What you need to do -
Write out the records below word for word, please.
......
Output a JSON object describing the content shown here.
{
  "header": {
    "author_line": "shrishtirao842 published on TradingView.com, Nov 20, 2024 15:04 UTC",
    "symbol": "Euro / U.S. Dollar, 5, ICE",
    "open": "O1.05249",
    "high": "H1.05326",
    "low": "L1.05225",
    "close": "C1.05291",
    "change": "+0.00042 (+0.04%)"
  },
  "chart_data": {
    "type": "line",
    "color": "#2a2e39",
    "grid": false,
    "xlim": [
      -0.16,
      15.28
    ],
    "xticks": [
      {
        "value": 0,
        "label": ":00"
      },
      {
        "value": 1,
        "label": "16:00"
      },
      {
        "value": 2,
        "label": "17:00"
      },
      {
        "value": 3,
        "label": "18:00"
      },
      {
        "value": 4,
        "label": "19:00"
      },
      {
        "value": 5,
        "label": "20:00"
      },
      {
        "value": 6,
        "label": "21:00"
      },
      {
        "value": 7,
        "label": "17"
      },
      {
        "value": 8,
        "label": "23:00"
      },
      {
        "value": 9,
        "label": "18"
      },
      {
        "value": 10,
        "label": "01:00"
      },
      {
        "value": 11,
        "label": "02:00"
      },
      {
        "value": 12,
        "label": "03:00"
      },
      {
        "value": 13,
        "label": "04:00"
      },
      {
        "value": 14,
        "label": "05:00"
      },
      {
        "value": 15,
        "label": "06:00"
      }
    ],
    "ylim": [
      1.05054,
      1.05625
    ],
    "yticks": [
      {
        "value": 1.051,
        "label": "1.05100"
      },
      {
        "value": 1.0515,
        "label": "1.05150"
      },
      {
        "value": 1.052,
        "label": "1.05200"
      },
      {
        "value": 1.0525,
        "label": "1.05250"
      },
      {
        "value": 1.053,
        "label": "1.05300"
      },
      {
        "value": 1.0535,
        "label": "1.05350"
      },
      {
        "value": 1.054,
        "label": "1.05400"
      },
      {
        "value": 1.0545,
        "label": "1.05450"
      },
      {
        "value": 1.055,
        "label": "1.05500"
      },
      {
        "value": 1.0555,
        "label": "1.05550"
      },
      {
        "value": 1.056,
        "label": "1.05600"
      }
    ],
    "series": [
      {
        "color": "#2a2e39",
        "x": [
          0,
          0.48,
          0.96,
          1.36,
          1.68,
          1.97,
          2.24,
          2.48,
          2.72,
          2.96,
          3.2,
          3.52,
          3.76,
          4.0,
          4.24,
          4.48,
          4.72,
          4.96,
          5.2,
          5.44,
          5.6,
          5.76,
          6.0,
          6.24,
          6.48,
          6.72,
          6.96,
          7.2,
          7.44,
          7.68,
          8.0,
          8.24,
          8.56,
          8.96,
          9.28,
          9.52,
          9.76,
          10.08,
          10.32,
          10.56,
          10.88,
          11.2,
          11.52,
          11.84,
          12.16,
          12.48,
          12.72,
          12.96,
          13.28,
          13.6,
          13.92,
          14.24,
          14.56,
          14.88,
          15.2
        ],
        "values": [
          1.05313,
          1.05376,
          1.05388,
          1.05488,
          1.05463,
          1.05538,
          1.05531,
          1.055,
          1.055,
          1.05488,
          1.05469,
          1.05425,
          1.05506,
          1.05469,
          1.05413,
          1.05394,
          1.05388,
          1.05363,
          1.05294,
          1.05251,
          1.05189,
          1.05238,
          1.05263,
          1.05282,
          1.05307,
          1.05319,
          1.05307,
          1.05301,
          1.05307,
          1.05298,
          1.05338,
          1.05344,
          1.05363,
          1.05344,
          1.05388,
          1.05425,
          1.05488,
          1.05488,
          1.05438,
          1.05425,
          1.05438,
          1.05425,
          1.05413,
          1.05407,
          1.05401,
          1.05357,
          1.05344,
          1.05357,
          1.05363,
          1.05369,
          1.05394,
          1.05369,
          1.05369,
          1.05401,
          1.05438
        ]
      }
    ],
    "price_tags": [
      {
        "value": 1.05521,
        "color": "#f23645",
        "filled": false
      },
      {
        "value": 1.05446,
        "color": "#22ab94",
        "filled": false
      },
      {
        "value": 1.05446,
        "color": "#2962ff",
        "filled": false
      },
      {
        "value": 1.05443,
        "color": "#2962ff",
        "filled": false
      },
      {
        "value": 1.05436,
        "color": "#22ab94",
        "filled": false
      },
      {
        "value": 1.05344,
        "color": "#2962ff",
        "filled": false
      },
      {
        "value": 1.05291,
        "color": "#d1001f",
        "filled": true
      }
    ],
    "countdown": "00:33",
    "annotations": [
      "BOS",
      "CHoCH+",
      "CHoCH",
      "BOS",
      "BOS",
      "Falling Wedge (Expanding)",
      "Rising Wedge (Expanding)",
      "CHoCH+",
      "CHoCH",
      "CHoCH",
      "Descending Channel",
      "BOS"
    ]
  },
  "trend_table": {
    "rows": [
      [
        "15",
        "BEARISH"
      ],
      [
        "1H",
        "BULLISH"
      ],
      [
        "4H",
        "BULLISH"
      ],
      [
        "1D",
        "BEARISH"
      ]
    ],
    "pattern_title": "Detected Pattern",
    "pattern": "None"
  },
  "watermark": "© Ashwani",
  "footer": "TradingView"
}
......
Answer -
Output a JSON object describing the content shown here.
{
  "header": {
    "author_line": "shrishtirao842 published on TradingView.com, Nov 20, 2024 15:04 UTC",
    "symbol": "Euro / U.S. Dollar, 5, ICE",
    "open": "O1.05249",
    "high": "H1.05326",
    "low": "L1.05225",
    "close": "C1.05291",
    "change": "+0.00042 (+0.04%)"
  },
  "chart_data": {
    "type": "line",
    "color": "#2a2e39",
    "grid": false,
    "xlim": [
      -0.16,
      15.28
    ],
    "xticks": [
      {
        "value": 0,
        "label": ":00"
      },
      {
        "value": 1,
        "label": "16:00"
      },
      {
        "value": 2,
        "label": "17:00"
      },
      {
        "value": 3,
        "label": "18:00"
      },
      {
        "value": 4,
        "label": "19:00"
      },
      {
        "value": 5,
        "label": "20:00"
      },
      {
        "value": 6,
        "label": "21:00"
      },
      {
        "value": 7,
        "label": "17"
      },
      {
        "value": 8,
        "label": "23:00"
      },
      {
        "value": 9,
        "label": "18"
      },
      {
        "value": 10,
        "label": "01:00"
      },
      {
        "value": 11,
        "label": "02:00"
      },
      {
        "value": 12,
        "label": "03:00"
      },
      {
        "value": 13,
        "label": "04:00"
      },
      {
        "value": 14,
        "label": "05:00"
      },
      {
        "value": 15,
        "label": "06:00"
      }
    ],
    "ylim": [
      1.05054,
      1.05625
    ],
    "yticks": [
      {
        "value": 1.051,
        "label": "1.05100"
      },
      {
        "value": 1.0515,
        "label": "1.05150"
      },
      {
        "value": 1.052,
        "label": "1.05200"
      },
      {
        "value": 1.0525,
        "label": "1.05250"
      },
      {
        "value": 1.053,
        "label": "1.05300"
      },
      {
        "value": 1.0535,
        "label": "1.05350"
      },
      {
        "value": 1.054,
        "label": "1.05400"
      },
      {
        "value": 1.0545,
        "label": "1.05450"
      },
      {
        "value": 1.055,
        "label": "1.05500"
      },
      {
        "value": 1.0555,
        "label": "1.05550"
      },
      {
        "value": 1.056,
        "label": "1.05600"
      }
    ],
    "series": [
      {
        "color": "#2a2e39",
        "x": [
          0,
          0.48,
          0.96,
          1.36,
          1.68,
          1.97,
          2.24,
          2.48,
          2.72,
          2.96,
          3.2,
          3.52,
          3.76,
          4.0,
          4.24,
          4.48,
          4.72,
          4.96,
          5.2,
          5.44,
          5.6,
          5.76,
          6.0,
          6.24,
          6.48,
          6.72,
          6.96,
          7.2,
          7.44,
          7.68,
          8.0,
          8.24,
          8.56,
          8.96,
          9.28,
          9.52,
          9.76,
          10.08,
          10.32,
          10.56,
          10.88,
          11.2,
          11.52,
          11.84,
          12.16,
          12.48,
          12.72,
          12.96,
          13.28,
          13.6,
          13.92,
          14.24,
          14.56,
          14.88,
          15.2
        ],
        "values": [
          1.05313,
          1.05376,
          1.05388,
          1.05488,
          1.05463,
          1.05538,
          1.05531,
          1.055,
          1.055,
          1.05488,
          1.05469,
          1.05425,
          1.05506,
          1.05469,
          1.05413,
          1.05394,
          1.05388,
          1.05363,
          1.05294,
          1.05251,
          1.05189,
          1.05238,
          1.05263,
          1.05282,
          1.05307,
          1.05319,
          1.05307,
          1.05301,
          1.05307,
          1.05298,
          1.05338,
          1.05344,
          1.05363,
          1.05344,
          1.05388,
          1.05425,
          1.05488,
          1.05488,
          1.05438,
          1.05425,
          1.05438,
          1.05425,
          1.05413,
          1.05407,
          1.05401,
          1.05357,
          1.05344,
          1.05357,
          1.05363,
          1.05369,
          1.05394,
          1.05369,
          1.05369,
          1.05401,
          1.05438
        ]
      }
    ],
    "price_tags": [
      {
        "value": 1.05521,
        "color": "#f23645",
        "filled": false
      },
      {
        "value": 1.05446,
        "color": "#22ab94",
        "filled": false
      },
      {
        "value": 1.05446,
        "color": "#2962ff",
        "filled": false
      },
      {
        "value": 1.05443,
        "color": "#2962ff",
        "filled": false
      },
      {
        "value": 1.05436,
        "color": "#22ab94",
        "filled": false
      },
      {
        "value": 1.05344,
        "color": "#2962ff",
        "filled": false
      },
      {
        "value": 1.05291,
        "color": "#d1001f",
        "filled": true
      }
    ],
    "countdown": "00:33",
    "annotations": [
      "BOS",
      "CHoCH+",
      "CHoCH",
      "BOS",
      "BOS",
      "Falling Wedge (Expanding)",
      "Rising Wedge (Expanding)",
      "CHoCH+",
      "CHoCH",
      "CHoCH",
      "Descending Channel",
      "BOS"
    ]
  },
  "trend_table": {
    "rows": [
      [
        "15",
        "BEARISH"
      ],
      [
        "1H",
        "BULLISH"
      ],
      [
        "4H",
        "BULLISH"
      ],
      [
        "1D",
        "BEARISH"
      ]
    ],
    "pattern_title": "Detected Pattern",
    "pattern": "None"
  },
  "watermark": "© Ashwani",
  "footer": "TradingView"
}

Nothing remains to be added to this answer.